_WRITTEN PROBLEM_
Reproduce every line of the material below, but drop the pictures.

_INFORMATION PROVIDED_
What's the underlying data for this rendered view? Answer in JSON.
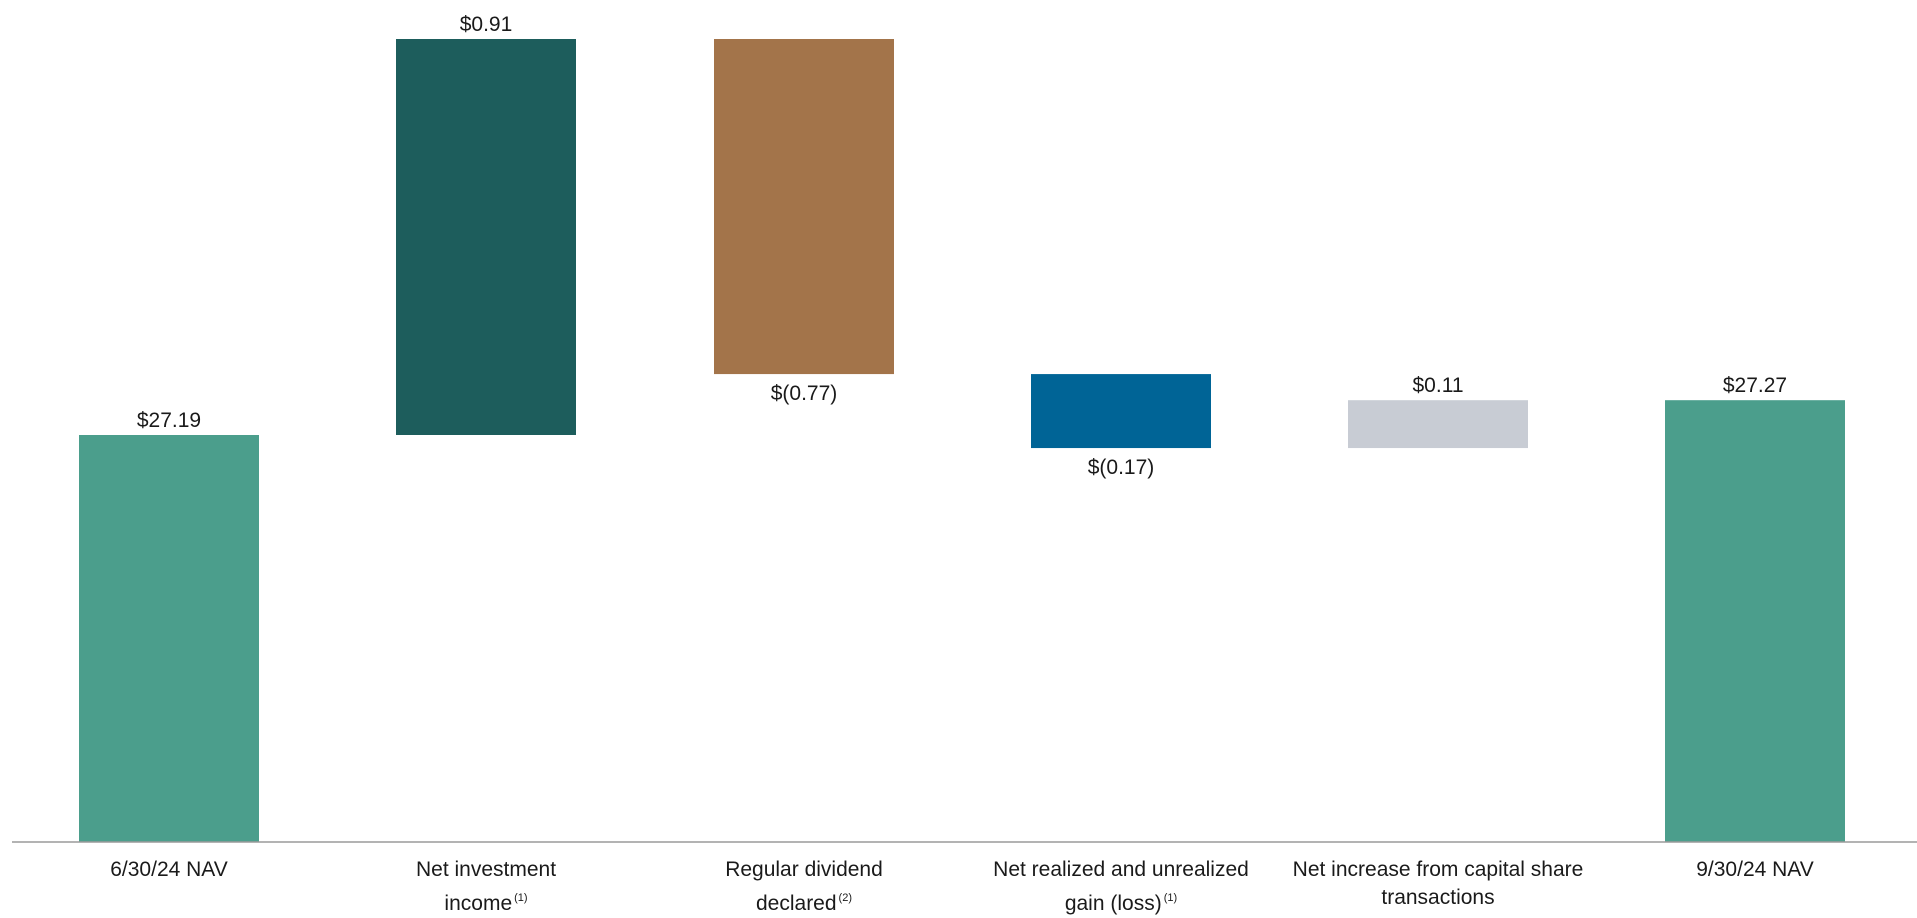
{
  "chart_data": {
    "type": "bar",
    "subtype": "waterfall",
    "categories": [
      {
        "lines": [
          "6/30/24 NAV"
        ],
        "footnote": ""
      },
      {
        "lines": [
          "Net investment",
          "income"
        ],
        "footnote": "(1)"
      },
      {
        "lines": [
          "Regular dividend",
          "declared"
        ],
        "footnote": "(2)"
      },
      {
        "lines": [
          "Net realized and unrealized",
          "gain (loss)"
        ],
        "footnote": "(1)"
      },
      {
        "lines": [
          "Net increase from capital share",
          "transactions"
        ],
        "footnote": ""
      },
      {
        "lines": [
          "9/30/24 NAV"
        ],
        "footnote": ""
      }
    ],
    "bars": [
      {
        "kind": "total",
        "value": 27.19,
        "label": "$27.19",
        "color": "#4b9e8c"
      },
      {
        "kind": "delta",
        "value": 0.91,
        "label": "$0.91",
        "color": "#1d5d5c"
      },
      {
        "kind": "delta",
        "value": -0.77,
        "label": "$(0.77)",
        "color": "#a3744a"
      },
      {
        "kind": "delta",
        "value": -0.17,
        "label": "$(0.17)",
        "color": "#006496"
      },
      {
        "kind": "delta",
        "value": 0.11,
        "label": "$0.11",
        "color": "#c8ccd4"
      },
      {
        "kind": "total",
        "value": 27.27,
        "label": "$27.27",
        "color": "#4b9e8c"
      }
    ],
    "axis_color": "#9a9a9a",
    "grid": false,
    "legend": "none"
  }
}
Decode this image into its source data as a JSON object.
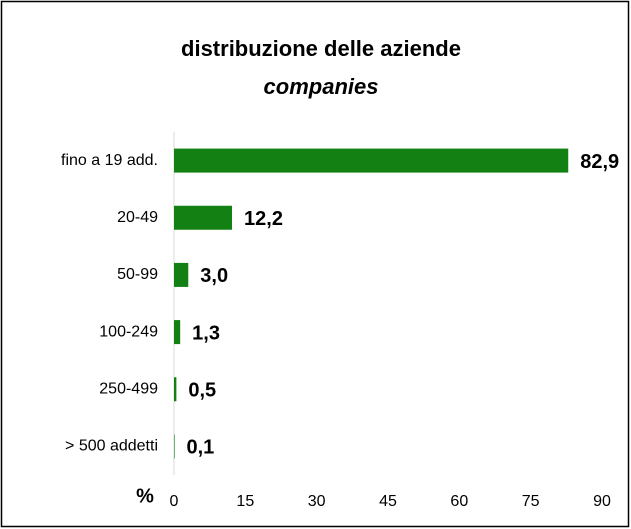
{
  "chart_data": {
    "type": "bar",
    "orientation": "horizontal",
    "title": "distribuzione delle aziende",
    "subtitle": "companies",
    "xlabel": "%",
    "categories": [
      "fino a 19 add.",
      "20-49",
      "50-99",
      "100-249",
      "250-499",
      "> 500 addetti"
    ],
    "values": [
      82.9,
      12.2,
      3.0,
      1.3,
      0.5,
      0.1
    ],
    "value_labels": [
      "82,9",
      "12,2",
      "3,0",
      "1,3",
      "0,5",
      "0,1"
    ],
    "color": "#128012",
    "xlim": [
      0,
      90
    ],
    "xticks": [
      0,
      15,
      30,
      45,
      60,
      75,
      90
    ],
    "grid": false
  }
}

_EXERCISE ANSWER_
What's the underlying data for this rendered view? Answer in JSON.
{
  "chart_data": {
    "type": "bar",
    "subtype": "waterfall",
    "categories": [
      {
        "lines": [
          "6/30/24 NAV"
        ],
        "footnote": ""
      },
      {
        "lines": [
          "Net investment",
          "income"
        ],
        "footnote": "(1)"
      },
      {
        "lines": [
          "Regular dividend",
          "declared"
        ],
        "footnote": "(2)"
      },
      {
        "lines": [
          "Net realized and unrealized",
          "gain (loss)"
        ],
        "footnote": "(1)"
      },
      {
        "lines": [
          "Net increase from capital share",
          "transactions"
        ],
        "footnote": ""
      },
      {
        "lines": [
          "9/30/24 NAV"
        ],
        "footnote": ""
      }
    ],
    "bars": [
      {
        "kind": "total",
        "value": 27.19,
        "label": "$27.19",
        "color": "#4b9e8c"
      },
      {
        "kind": "delta",
        "value": 0.91,
        "label": "$0.91",
        "color": "#1d5d5c"
      },
      {
        "kind": "delta",
        "value": -0.77,
        "label": "$(0.77)",
        "color": "#a3744a"
      },
      {
        "kind": "delta",
        "value": -0.17,
        "label": "$(0.17)",
        "color": "#006496"
      },
      {
        "kind": "delta",
        "value": 0.11,
        "label": "$0.11",
        "color": "#c8ccd4"
      },
      {
        "kind": "total",
        "value": 27.27,
        "label": "$27.27",
        "color": "#4b9e8c"
      }
    ],
    "axis_color": "#9a9a9a",
    "grid": false,
    "legend": "none"
  }
}
Decode this image into its source data as a JSON object.
{
  "chart_data": {
    "type": "bar",
    "orientation": "horizontal",
    "title": "distribuzione delle aziende",
    "subtitle": "companies",
    "xlabel": "%",
    "categories": [
      "fino a 19 add.",
      "20-49",
      "50-99",
      "100-249",
      "250-499",
      "> 500 addetti"
    ],
    "values": [
      82.9,
      12.2,
      3.0,
      1.3,
      0.5,
      0.1
    ],
    "value_labels": [
      "82,9",
      "12,2",
      "3,0",
      "1,3",
      "0,5",
      "0,1"
    ],
    "color": "#128012",
    "xlim": [
      0,
      90
    ],
    "xticks": [
      0,
      15,
      30,
      45,
      60,
      75,
      90
    ],
    "grid": false
  }
}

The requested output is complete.